## [Your goal]
Reproduce the rows unchanged, from the first one through the line containing "657, 112, 675]".

Start of Entries supplied

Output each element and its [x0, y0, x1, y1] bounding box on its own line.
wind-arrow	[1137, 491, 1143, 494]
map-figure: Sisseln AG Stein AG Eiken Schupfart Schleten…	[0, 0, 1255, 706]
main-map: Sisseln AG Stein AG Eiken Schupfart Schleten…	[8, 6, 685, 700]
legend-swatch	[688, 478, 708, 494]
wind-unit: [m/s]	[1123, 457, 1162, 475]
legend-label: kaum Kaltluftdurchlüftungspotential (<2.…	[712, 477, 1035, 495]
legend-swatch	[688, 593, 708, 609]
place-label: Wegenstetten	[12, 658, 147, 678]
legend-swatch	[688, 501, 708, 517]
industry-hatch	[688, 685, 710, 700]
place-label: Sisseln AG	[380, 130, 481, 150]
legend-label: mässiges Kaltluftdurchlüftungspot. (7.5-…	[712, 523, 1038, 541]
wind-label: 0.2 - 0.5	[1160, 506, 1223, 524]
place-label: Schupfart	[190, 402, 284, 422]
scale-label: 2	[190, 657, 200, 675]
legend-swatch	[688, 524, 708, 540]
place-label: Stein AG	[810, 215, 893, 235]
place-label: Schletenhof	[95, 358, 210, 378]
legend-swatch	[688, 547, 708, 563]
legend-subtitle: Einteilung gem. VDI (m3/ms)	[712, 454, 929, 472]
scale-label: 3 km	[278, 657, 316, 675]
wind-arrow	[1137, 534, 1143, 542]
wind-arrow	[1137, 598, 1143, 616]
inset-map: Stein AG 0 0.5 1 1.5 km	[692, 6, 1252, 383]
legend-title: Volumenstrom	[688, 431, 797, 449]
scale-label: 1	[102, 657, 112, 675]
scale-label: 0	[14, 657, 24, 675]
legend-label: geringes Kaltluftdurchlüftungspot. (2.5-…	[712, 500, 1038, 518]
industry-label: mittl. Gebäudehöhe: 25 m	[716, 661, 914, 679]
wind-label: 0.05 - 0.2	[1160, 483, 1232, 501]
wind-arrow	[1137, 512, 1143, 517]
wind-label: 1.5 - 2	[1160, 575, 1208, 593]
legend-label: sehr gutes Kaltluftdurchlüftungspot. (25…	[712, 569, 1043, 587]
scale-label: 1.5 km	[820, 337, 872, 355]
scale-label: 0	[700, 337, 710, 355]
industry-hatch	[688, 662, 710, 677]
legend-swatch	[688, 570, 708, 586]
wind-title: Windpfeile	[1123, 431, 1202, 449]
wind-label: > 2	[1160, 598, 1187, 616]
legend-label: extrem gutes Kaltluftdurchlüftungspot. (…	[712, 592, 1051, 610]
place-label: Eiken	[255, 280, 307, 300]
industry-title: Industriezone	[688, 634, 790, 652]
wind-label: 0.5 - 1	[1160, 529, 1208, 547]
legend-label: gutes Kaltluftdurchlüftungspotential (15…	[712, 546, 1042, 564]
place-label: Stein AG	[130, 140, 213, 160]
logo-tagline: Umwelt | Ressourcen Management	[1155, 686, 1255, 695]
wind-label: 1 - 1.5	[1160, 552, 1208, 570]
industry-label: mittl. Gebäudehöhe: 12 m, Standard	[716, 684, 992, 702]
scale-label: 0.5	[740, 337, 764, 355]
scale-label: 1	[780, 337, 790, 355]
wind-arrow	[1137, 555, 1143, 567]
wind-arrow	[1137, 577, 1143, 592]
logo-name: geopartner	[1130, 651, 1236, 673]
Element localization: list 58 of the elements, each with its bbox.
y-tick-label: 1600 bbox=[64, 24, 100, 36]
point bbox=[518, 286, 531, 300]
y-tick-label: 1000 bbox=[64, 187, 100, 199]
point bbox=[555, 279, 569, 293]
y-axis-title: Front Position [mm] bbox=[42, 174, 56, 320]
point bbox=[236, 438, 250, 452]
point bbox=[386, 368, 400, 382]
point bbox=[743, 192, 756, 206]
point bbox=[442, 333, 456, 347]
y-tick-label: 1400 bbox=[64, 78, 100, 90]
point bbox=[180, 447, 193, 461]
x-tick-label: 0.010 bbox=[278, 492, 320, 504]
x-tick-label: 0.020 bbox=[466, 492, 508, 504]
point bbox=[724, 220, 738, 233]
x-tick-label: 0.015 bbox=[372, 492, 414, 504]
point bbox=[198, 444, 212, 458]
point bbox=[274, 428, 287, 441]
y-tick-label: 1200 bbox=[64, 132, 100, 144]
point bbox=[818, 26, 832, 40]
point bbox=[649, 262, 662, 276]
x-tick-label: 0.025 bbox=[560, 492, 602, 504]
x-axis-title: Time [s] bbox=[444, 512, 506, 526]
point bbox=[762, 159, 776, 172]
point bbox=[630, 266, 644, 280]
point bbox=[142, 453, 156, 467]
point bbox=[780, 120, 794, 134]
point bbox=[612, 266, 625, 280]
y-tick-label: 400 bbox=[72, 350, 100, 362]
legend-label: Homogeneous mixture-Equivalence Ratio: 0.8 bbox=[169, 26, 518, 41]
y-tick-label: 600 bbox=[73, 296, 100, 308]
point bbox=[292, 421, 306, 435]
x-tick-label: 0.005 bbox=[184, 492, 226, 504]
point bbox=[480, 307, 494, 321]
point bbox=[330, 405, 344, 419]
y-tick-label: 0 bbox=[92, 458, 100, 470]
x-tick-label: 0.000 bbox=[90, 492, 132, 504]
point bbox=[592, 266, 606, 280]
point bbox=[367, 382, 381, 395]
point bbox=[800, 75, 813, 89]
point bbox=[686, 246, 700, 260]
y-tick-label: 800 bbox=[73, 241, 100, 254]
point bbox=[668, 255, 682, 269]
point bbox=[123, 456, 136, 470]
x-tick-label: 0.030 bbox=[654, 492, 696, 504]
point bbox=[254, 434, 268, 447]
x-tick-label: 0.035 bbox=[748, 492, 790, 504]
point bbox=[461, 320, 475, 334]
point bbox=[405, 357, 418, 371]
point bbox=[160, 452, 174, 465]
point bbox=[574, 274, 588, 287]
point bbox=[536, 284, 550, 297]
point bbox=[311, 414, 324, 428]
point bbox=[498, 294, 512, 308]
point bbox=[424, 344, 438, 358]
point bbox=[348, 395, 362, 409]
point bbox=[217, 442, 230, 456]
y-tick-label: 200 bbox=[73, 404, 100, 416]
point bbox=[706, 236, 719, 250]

End of Entries supplied

## [Task result]
Output each element and its [x0, y0, x1, y1] bounding box on its own line.
wind-arrow	[1137, 491, 1143, 494]
map-figure: Sisseln AG Stein AG Eiken Schupfart Schleten…	[0, 0, 1255, 706]
main-map: Sisseln AG Stein AG Eiken Schupfart Schleten…	[8, 6, 685, 700]
legend-swatch	[688, 478, 708, 494]
wind-unit: [m/s]	[1123, 457, 1162, 475]
legend-label: kaum Kaltluftdurchlüftungspotential (<2.…	[712, 477, 1035, 495]
legend-swatch	[688, 593, 708, 609]
place-label: Wegenstetten	[12, 658, 147, 678]
legend-swatch	[688, 501, 708, 517]
industry-hatch	[688, 685, 710, 700]
place-label: Sisseln AG	[380, 130, 481, 150]
legend-label: mässiges Kaltluftdurchlüftungspot. (7.5-…	[712, 523, 1038, 541]
wind-label: 0.2 - 0.5	[1160, 506, 1223, 524]
place-label: Schupfart	[190, 402, 284, 422]
scale-label: 2	[190, 657, 200, 675]
legend-swatch	[688, 524, 708, 540]
place-label: Stein AG	[810, 215, 893, 235]
place-label: Schletenhof	[95, 358, 210, 378]
legend-swatch	[688, 547, 708, 563]
legend-subtitle: Einteilung gem. VDI (m3/ms)	[712, 454, 929, 472]
scale-label: 3 km	[278, 657, 316, 675]
wind-arrow	[1137, 534, 1143, 542]
wind-arrow	[1137, 598, 1143, 616]
inset-map: Stein AG 0 0.5 1 1.5 km	[692, 6, 1252, 383]
legend-title: Volumenstrom	[688, 431, 797, 449]
scale-label: 1	[102, 657, 112, 675]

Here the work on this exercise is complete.